-- Start of MATERIAL FOR THIS TASK --

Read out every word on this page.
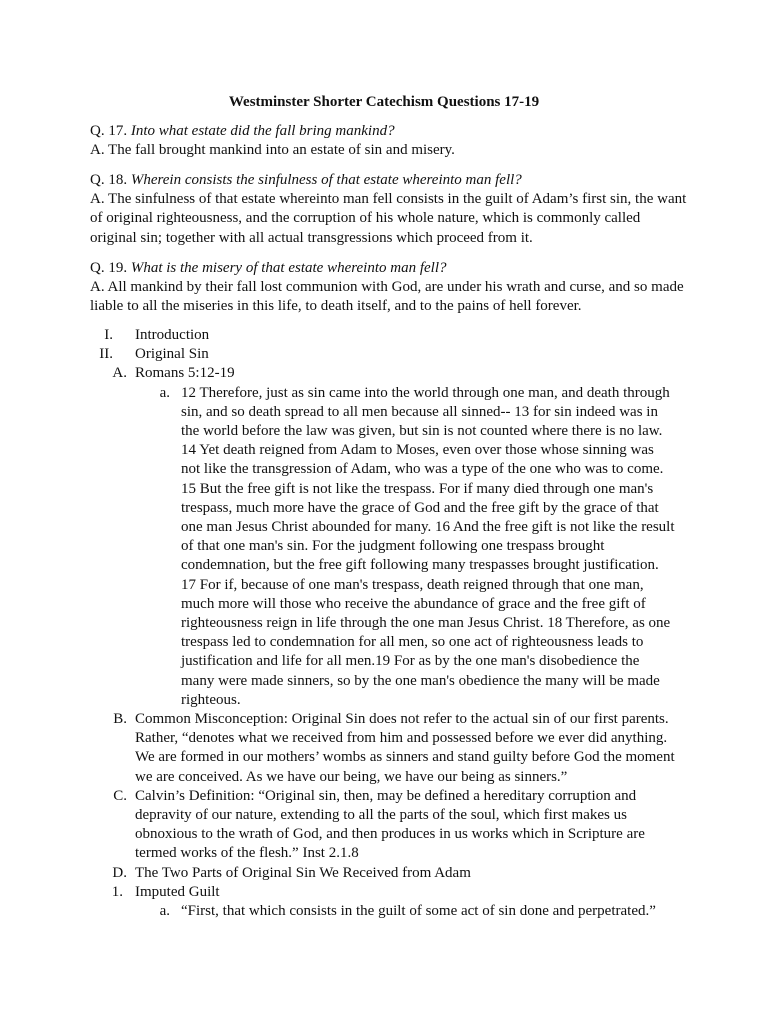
Westminster Shorter Catechism Questions 17-19

Q. 17. Into what estate did the fall bring mankind?

A. The fall brought mankind into an estate of sin and misery.

Q. 18. Wherein consists the sinfulness of that estate whereinto man fell?

A. The sinfulness of that estate whereinto man fell consists in the guilt of Adam’s first sin, the want of original righteousness, and the corruption of his whole nature, which is commonly called original sin; together with all actual transgressions which proceed from it.

Q. 19. What is the misery of that estate whereinto man fell?

A. All mankind by their fall lost communion with God, are under his wrath and curse, and so made liable to all the miseries in this life, to death itself, and to the pains of hell forever.

I. Introduction
II. Original Sin
A. Romans 5:12-19
a. 12 Therefore, just as sin came into the world through one man, and death through sin, and so death spread to all men because all sinned-- 13 for sin indeed was in the world before the law was given, but sin is not counted where there is no law. 14 Yet death reigned from Adam to Moses, even over those whose sinning was not like the transgression of Adam, who was a type of the one who was to come. 15 But the free gift is not like the trespass. For if many died through one man's trespass, much more have the grace of God and the free gift by the grace of that one man Jesus Christ abounded for many. 16 And the free gift is not like the result of that one man's sin. For the judgment following one trespass brought condemnation, but the free gift following many trespasses brought justification. 17 For if, because of one man's trespass, death reigned through that one man, much more will those who receive the abundance of grace and the free gift of righteousness reign in life through the one man Jesus Christ. 18 Therefore, as one trespass led to condemnation for all men, so one act of righteousness leads to justification and life for all men.19 For as by the one man's disobedience the many were made sinners, so by the one man's obedience the many will be made righteous.
B. Common Misconception: Original Sin does not refer to the actual sin of our first parents. Rather, “denotes what we received from him and possessed before we ever did anything. We are formed in our mothers’ wombs as sinners and stand guilty before God the moment we are conceived. As we have our being, we have our being as sinners.”
C. Calvin’s Definition: “Original sin, then, may be defined a hereditary corruption and depravity of our nature, extending to all the parts of the soul, which first makes us obnoxious to the wrath of God, and then produces in us works which in Scripture are termed works of the flesh.” Inst 2.1.8
D. The Two Parts of Original Sin We Received from Adam
1. Imputed Guilt
a. “First, that which consists in the guilt of some act of sin done and perpetrated.”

-- End of MATERIAL FOR THIS TASK --

WHAT YOU NEED TO DO: Output the material word for word, omitting its pictures.

WRITTEN REPLY:
Read out every word on this page.
Westminster Shorter Catechism Questions 17-19

Q. 17. Into what estate did the fall bring mankind?

A. The fall brought mankind into an estate of sin and misery.

Q. 18. Wherein consists the sinfulness of that estate whereinto man fell?

A. The sinfulness of that estate whereinto man fell consists in the guilt of Adam’s first sin, the want of original righteousness, and the corruption of his whole nature, which is commonly called original sin; together with all actual transgressions which proceed from it.

Q. 19. What is the misery of that estate whereinto man fell?

A. All mankind by their fall lost communion with God, are under his wrath and curse, and so made liable to all the miseries in this life, to death itself, and to the pains of hell forever.

I. Introduction
II. Original Sin
A. Romans 5:12-19
a. 12 Therefore, just as sin came into the world through one man, and death through sin, and so death spread to all men because all sinned-- 13 for sin indeed was in the world before the law was given, but sin is not counted where there is no law. 14 Yet death reigned from Adam to Moses, even over those whose sinning was not like the transgression of Adam, who was a type of the one who was to come. 15 But the free gift is not like the trespass. For if many died through one man's trespass, much more have the grace of God and the free gift by the grace of that one man Jesus Christ abounded for many. 16 And the free gift is not like the result of that one man's sin. For the judgment following one trespass brought condemnation, but the free gift following many trespasses brought justification. 17 For if, because of one man's trespass, death reigned through that one man, much more will those who receive the abundance of grace and the free gift of righteousness reign in life through the one man Jesus Christ. 18 Therefore, as one trespass led to condemnation for all men, so one act of righteousness leads to justification and life for all men.19 For as by the one man's disobedience the many were made sinners, so by the one man's obedience the many will be made righteous.
B. Common Misconception: Original Sin does not refer to the actual sin of our first parents. Rather, “denotes what we received from him and possessed before we ever did anything. We are formed in our mothers’ wombs as sinners and stand guilty before God the moment we are conceived. As we have our being, we have our being as sinners.”
C. Calvin’s Definition: “Original sin, then, may be defined a hereditary corruption and depravity of our nature, extending to all the parts of the soul, which first makes us obnoxious to the wrath of God, and then produces in us works which in Scripture are termed works of the flesh.” Inst 2.1.8
D. The Two Parts of Original Sin We Received from Adam
1. Imputed Guilt
a. “First, that which consists in the guilt of some act of sin done and perpetrated.”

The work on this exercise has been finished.